▶ [Objective]: Check every line below for the word "Antônio" and copy each one that has it.

▶ [Given records]:
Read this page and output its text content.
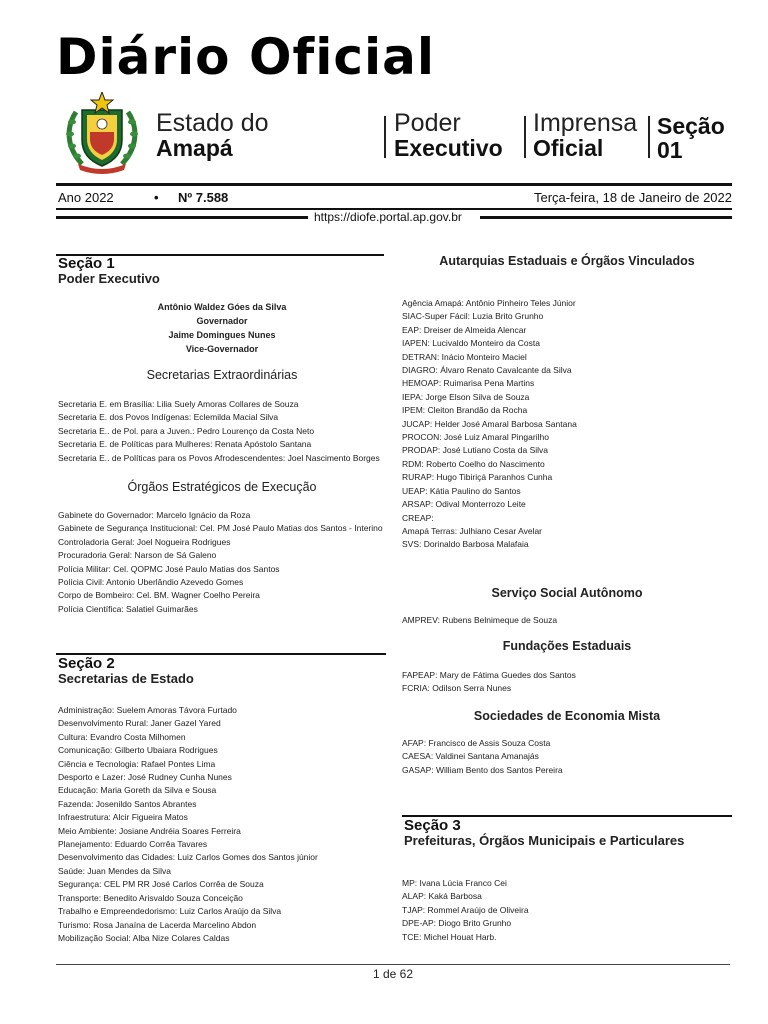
Diário Oficial
Estado do
Amapá
Poder
Executivo
Imprensa
Oficial
Seção
01
Ano 2022	• Nº 7.588	Terça-feira, 18 de Janeiro de 2022
https://diofe.portal.ap.gov.br
Seção 1
Poder Executivo
Antônio Waldez Góes da Silva
Governador
Jaime Domingues Nunes
Vice-Governador
Secretarias Extraordinárias
Secretaria E. em Brasília: Lilia Suely Amoras Collares de Souza
Secretaria E. dos Povos Indígenas: Eclemilda Macial Silva
Secretaria E.. de Pol. para a Juven.: Pedro Lourenço da Costa Neto
Secretaria E. de Políticas para Mulheres: Renata Apóstolo Santana
Secretaria E.. de Políticas para os Povos Afrodescendentes: Joel Nascimento Borges
Órgãos Estratégicos de Execução
Gabinete do Governador: Marcelo Ignácio da Roza
Gabinete de Segurança Institucional: Cel. PM José Paulo Matias dos Santos - Interino
Controladoria Geral: Joel Nogueira Rodrigues
Procuradoria Geral: Narson de Sá Galeno
Polícia Militar: Cel. QOPMC José Paulo Matias dos Santos
Polícia Civil: Antonio Uberlândio Azevedo Gomes
Corpo de Bombeiro: Cel. BM. Wagner Coelho Pereira
Polícia Científica: Salatiel Guimarães
Seção 2
Secretarias de Estado
Administração: Suelem Amoras Távora Furtado
Desenvolvimento Rural: Janer Gazel Yared
Cultura: Evandro Costa Milhomen
Comunicação: Gilberto Ubaiara Rodrigues
Ciência e Tecnologia: Rafael Pontes Lima
Desporto e Lazer: José Rudney Cunha Nunes
Educação: Maria Goreth da Silva e Sousa
Fazenda: Josenildo Santos Abrantes
Infraestrutura: Alcir Figueira Matos
Meio Ambiente: Josiane Andréia Soares Ferreira
Planejamento: Eduardo Corrêa Tavares
Desenvolvimento das Cidades: Luiz Carlos Gomes dos Santos júnior
Saúde: Juan Mendes da Silva
Segurança: CEL PM RR José Carlos Corrêa de Souza
Transporte: Benedito Arisvaldo Souza Conceição
Trabalho e Empreendedorismo: Luiz Carlos Araújo da Silva
Turismo: Rosa Janaína de Lacerda Marcelino Abdon
Mobilização Social: Alba Nize Colares Caldas
Autarquias Estaduais e Órgãos Vinculados
Agência Amapá: Antônio Pinheiro Teles Júnior
SIAC-Super Fácil: Luzia Brito Grunho
EAP: Dreiser de Almeida Alencar
IAPEN: Lucivaldo Monteiro da Costa
DETRAN: Inácio Monteiro Maciel
DIAGRO: Álvaro Renato Cavalcante da Silva
HEMOAP: Ruimarisa Pena Martins
IEPA: Jorge Elson Silva de Souza
IPEM: Cleiton Brandão da Rocha
JUCAP: Helder José Amaral Barbosa Santana
PROCON: José Luiz Amaral Pingarilho
PRODAP: José Lutiano Costa da Silva
RDM: Roberto Coelho do Nascimento
RURAP: Hugo Tibiriçá Paranhos Cunha
UEAP: Kátia Paulino do Santos
ARSAP: Odival Monterrozo Leite
CREAP:
Amapá Terras: Julhiano Cesar Avelar
SVS: Dorinaldo Barbosa Malafaia
Serviço Social Autônomo
AMPREV: Rubens Belnimeque de Souza
Fundações Estaduais
FAPEAP: Mary de Fátima Guedes dos Santos
FCRIA: Odilson Serra Nunes
Sociedades de Economia Mista
AFAP: Francisco de Assis Souza Costa
CAESA: Valdinei Santana Amanajás
GASAP: William Bento dos Santos Pereira
Seção 3
Prefeituras, Órgãos Municipais e Particulares
MP: Ivana Lúcia Franco Cei
ALAP: Kaká Barbosa
TJAP: Rommel Araújo de Oliveira
DPE-AP: Diogo Brito Grunho
TCE: Michel Houat Harb.
1 de 62
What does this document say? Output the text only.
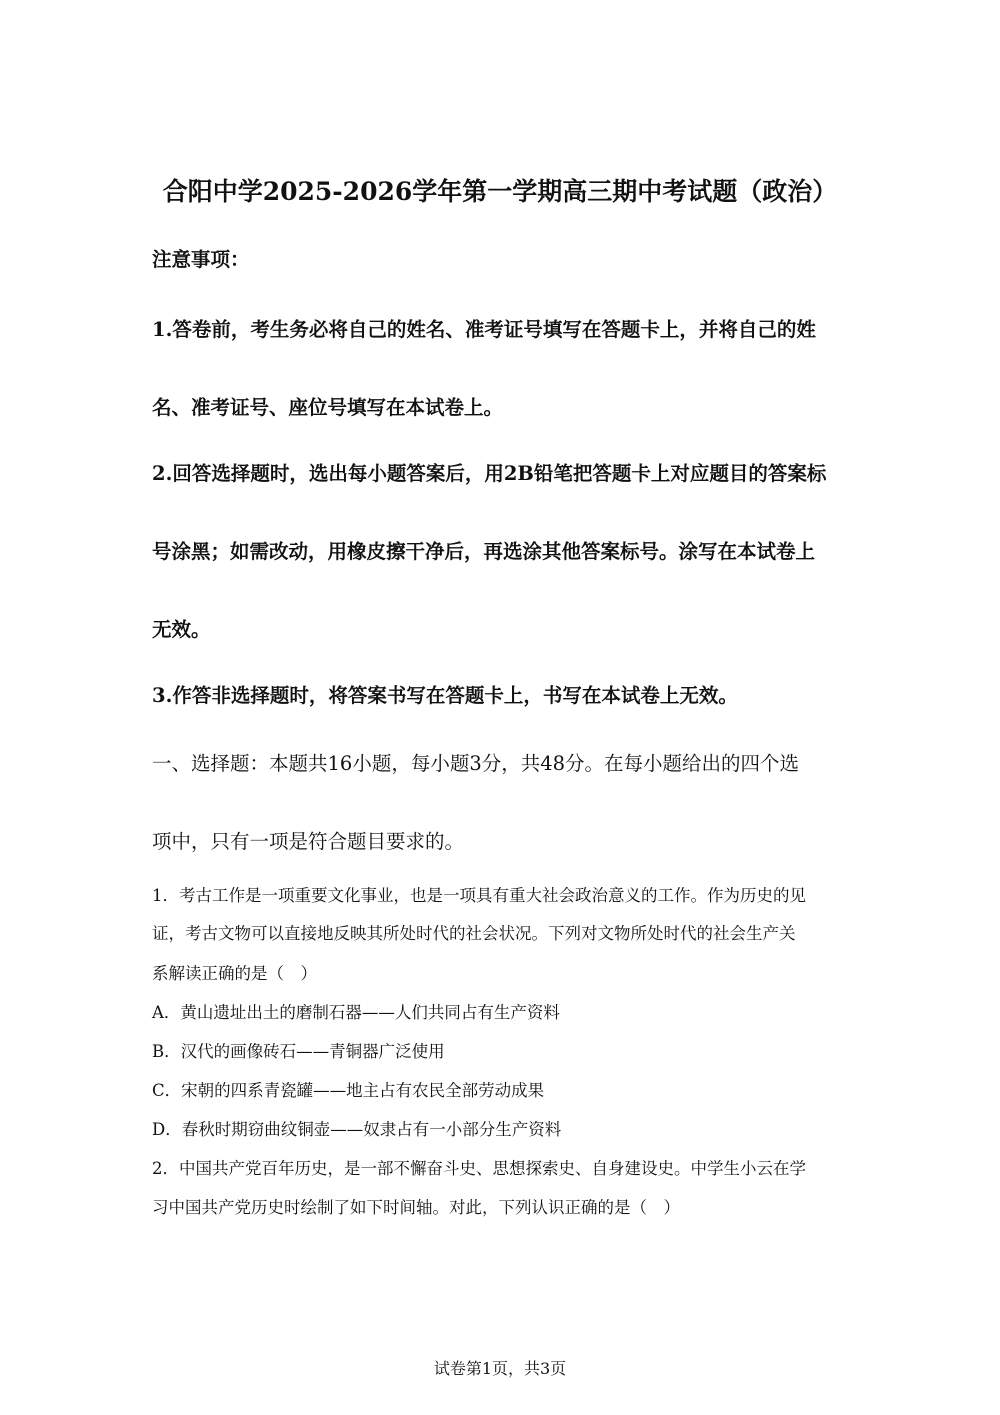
合阳中学2025-2026学年第一学期高三期中考试题（政治）
注意事项：
1.答卷前，考生务必将自己的姓名、准考证号填写在答题卡上，并将自己的姓
名、准考证号、座位号填写在本试卷上。
2.回答选择题时，选出每小题答案后，用2B铅笔把答题卡上对应题目的答案标
号涂黑；如需改动，用橡皮擦干净后，再选涂其他答案标号。涂写在本试卷上
无效。
3.作答非选择题时，将答案书写在答题卡上，书写在本试卷上无效。
一、选择题：本题共16小题，每小题3分，共48分。在每小题给出的四个选
项中，只有一项是符合题目要求的。
1．考古工作是一项重要文化事业，也是一项具有重大社会政治意义的工作。作为历史的见
证，考古文物可以直接地反映其所处时代的社会状况。下列对文物所处时代的社会生产关
系解读正确的是（　）
A．黄山遗址出土的磨制石器——人们共同占有生产资料
B．汉代的画像砖石——青铜器广泛使用
C．宋朝的四系青瓷罐——地主占有农民全部劳动成果
D．春秋时期窃曲纹铜壶——奴隶占有一小部分生产资料
2．中国共产党百年历史，是一部不懈奋斗史、思想探索史、自身建设史。中学生小云在学
习中国共产党历史时绘制了如下时间轴。对此，下列认识正确的是（　）
试卷第1页，共3页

▶ [Exercise result]:
Antônio Waldez Góes da Silva
Agência Amapá: Antônio Pinheiro Teles Júnior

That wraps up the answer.